— Begin Material for this task —

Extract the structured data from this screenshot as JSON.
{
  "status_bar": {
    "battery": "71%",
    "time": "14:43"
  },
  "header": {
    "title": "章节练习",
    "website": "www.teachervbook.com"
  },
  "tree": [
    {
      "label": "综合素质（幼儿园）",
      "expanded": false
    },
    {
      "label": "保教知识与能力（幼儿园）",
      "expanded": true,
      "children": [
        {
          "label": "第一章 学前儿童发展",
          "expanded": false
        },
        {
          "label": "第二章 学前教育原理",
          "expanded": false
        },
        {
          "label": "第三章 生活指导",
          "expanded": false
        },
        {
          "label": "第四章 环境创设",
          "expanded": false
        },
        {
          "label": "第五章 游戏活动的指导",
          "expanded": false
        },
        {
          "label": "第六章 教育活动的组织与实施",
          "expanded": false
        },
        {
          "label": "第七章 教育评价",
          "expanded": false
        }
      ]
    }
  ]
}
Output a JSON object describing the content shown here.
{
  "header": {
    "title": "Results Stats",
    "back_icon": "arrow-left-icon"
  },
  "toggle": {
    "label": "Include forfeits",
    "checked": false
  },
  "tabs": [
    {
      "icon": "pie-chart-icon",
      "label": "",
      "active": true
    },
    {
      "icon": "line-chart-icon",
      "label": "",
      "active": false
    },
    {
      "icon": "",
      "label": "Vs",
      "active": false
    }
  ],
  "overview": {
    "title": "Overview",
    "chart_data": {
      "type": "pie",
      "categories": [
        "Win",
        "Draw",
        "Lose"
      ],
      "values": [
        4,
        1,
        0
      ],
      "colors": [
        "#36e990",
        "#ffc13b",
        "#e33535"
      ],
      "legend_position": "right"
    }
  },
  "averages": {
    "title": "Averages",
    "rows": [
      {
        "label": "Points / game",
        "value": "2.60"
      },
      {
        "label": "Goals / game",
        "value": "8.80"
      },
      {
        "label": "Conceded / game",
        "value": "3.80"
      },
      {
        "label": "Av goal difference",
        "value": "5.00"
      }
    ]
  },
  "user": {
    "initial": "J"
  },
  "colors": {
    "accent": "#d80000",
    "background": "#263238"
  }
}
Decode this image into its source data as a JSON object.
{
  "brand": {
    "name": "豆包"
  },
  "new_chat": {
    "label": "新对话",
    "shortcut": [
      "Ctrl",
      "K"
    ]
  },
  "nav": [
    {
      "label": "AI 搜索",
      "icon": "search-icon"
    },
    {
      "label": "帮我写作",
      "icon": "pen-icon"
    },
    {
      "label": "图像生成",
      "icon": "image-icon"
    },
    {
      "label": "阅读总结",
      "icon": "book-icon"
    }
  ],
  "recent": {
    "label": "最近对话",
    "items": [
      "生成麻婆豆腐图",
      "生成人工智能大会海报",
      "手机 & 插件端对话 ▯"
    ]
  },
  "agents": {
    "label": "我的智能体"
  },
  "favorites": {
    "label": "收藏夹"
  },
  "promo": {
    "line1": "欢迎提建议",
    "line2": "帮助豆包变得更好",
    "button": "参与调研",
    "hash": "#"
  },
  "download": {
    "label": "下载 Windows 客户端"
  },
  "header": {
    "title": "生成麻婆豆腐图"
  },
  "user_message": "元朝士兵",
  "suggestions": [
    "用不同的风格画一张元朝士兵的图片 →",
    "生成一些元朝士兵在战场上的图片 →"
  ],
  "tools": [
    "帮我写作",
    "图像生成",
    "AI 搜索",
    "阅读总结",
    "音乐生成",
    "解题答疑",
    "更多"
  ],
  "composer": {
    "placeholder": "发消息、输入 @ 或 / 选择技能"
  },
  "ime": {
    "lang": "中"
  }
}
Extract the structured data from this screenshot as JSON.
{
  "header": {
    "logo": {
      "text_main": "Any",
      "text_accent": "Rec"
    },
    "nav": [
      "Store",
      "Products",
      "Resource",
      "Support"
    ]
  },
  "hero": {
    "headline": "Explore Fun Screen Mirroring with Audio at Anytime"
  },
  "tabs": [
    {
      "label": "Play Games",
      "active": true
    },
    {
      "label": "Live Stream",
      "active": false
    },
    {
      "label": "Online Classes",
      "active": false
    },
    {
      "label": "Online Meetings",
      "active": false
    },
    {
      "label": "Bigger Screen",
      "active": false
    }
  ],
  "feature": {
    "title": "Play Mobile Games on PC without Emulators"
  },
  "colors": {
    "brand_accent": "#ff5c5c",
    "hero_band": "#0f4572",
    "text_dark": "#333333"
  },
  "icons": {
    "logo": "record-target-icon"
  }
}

— End Material for this task —

■ To be done
Write out the complete set of records exactly as given.

■ Answer to the task
Extract the structured data from this screenshot as JSON.
{
  "status_bar": {
    "battery": "71%",
    "time": "14:43"
  },
  "header": {
    "title": "章节练习",
    "website": "www.teachervbook.com"
  },
  "tree": [
    {
      "label": "综合素质（幼儿园）",
      "expanded": false
    },
    {
      "label": "保教知识与能力（幼儿园）",
      "expanded": true,
      "children": [
        {
          "label": "第一章 学前儿童发展",
          "expanded": false
        },
        {
          "label": "第二章 学前教育原理",
          "expanded": false
        },
        {
          "label": "第三章 生活指导",
          "expanded": false
        },
        {
          "label": "第四章 环境创设",
          "expanded": false
        },
        {
          "label": "第五章 游戏活动的指导",
          "expanded": false
        },
        {
          "label": "第六章 教育活动的组织与实施",
          "expanded": false
        },
        {
          "label": "第七章 教育评价",
          "expanded": false
        }
      ]
    }
  ]
}
Output a JSON object describing the content shown here.
{
  "header": {
    "title": "Results Stats",
    "back_icon": "arrow-left-icon"
  },
  "toggle": {
    "label": "Include forfeits",
    "checked": false
  },
  "tabs": [
    {
      "icon": "pie-chart-icon",
      "label": "",
      "active": true
    },
    {
      "icon": "line-chart-icon",
      "label": "",
      "active": false
    },
    {
      "icon": "",
      "label": "Vs",
      "active": false
    }
  ],
  "overview": {
    "title": "Overview",
    "chart_data": {
      "type": "pie",
      "categories": [
        "Win",
        "Draw",
        "Lose"
      ],
      "values": [
        4,
        1,
        0
      ],
      "colors": [
        "#36e990",
        "#ffc13b",
        "#e33535"
      ],
      "legend_position": "right"
    }
  },
  "averages": {
    "title": "Averages",
    "rows": [
      {
        "label": "Points / game",
        "value": "2.60"
      },
      {
        "label": "Goals / game",
        "value": "8.80"
      },
      {
        "label": "Conceded / game",
        "value": "3.80"
      },
      {
        "label": "Av goal difference",
        "value": "5.00"
      }
    ]
  },
  "user": {
    "initial": "J"
  },
  "colors": {
    "accent": "#d80000",
    "background": "#263238"
  }
}
Decode this image into its source data as a JSON object.
{
  "brand": {
    "name": "豆包"
  },
  "new_chat": {
    "label": "新对话",
    "shortcut": [
      "Ctrl",
      "K"
    ]
  },
  "nav": [
    {
      "label": "AI 搜索",
      "icon": "search-icon"
    },
    {
      "label": "帮我写作",
      "icon": "pen-icon"
    },
    {
      "label": "图像生成",
      "icon": "image-icon"
    },
    {
      "label": "阅读总结",
      "icon": "book-icon"
    }
  ],
  "recent": {
    "label": "最近对话",
    "items": [
      "生成麻婆豆腐图",
      "生成人工智能大会海报",
      "手机 & 插件端对话 ▯"
    ]
  },
  "agents": {
    "label": "我的智能体"
  },
  "favorites": {
    "label": "收藏夹"
  },
  "promo": {
    "line1": "欢迎提建议",
    "line2": "帮助豆包变得更好",
    "button": "参与调研",
    "hash": "#"
  },
  "download": {
    "label": "下载 Windows 客户端"
  },
  "header": {
    "title": "生成麻婆豆腐图"
  },
  "user_message": "元朝士兵",
  "suggestions": [
    "用不同的风格画一张元朝士兵的图片 →",
    "生成一些元朝士兵在战场上的图片 →"
  ],
  "tools": [
    "帮我写作",
    "图像生成",
    "AI 搜索",
    "阅读总结",
    "音乐生成",
    "解题答疑",
    "更多"
  ],
  "composer": {
    "placeholder": "发消息、输入 @ 或 / 选择技能"
  },
  "ime": {
    "lang": "中"
  }
}
Extract the structured data from this screenshot as JSON.
{
  "header": {
    "logo": {
      "text_main": "Any",
      "text_accent": "Rec"
    },
    "nav": [
      "Store",
      "Products",
      "Resource",
      "Support"
    ]
  },
  "hero": {
    "headline": "Explore Fun Screen Mirroring with Audio at Anytime"
  },
  "tabs": [
    {
      "label": "Play Games",
      "active": true
    },
    {
      "label": "Live Stream",
      "active": false
    },
    {
      "label": "Online Classes",
      "active": false
    },
    {
      "label": "Online Meetings",
      "active": false
    },
    {
      "label": "Bigger Screen",
      "active": false
    }
  ],
  "feature": {
    "title": "Play Mobile Games on PC without Emulators"
  },
  "colors": {
    "brand_accent": "#ff5c5c",
    "hero_band": "#0f4572",
    "text_dark": "#333333"
  },
  "icons": {
    "logo": "record-target-icon"
  }
}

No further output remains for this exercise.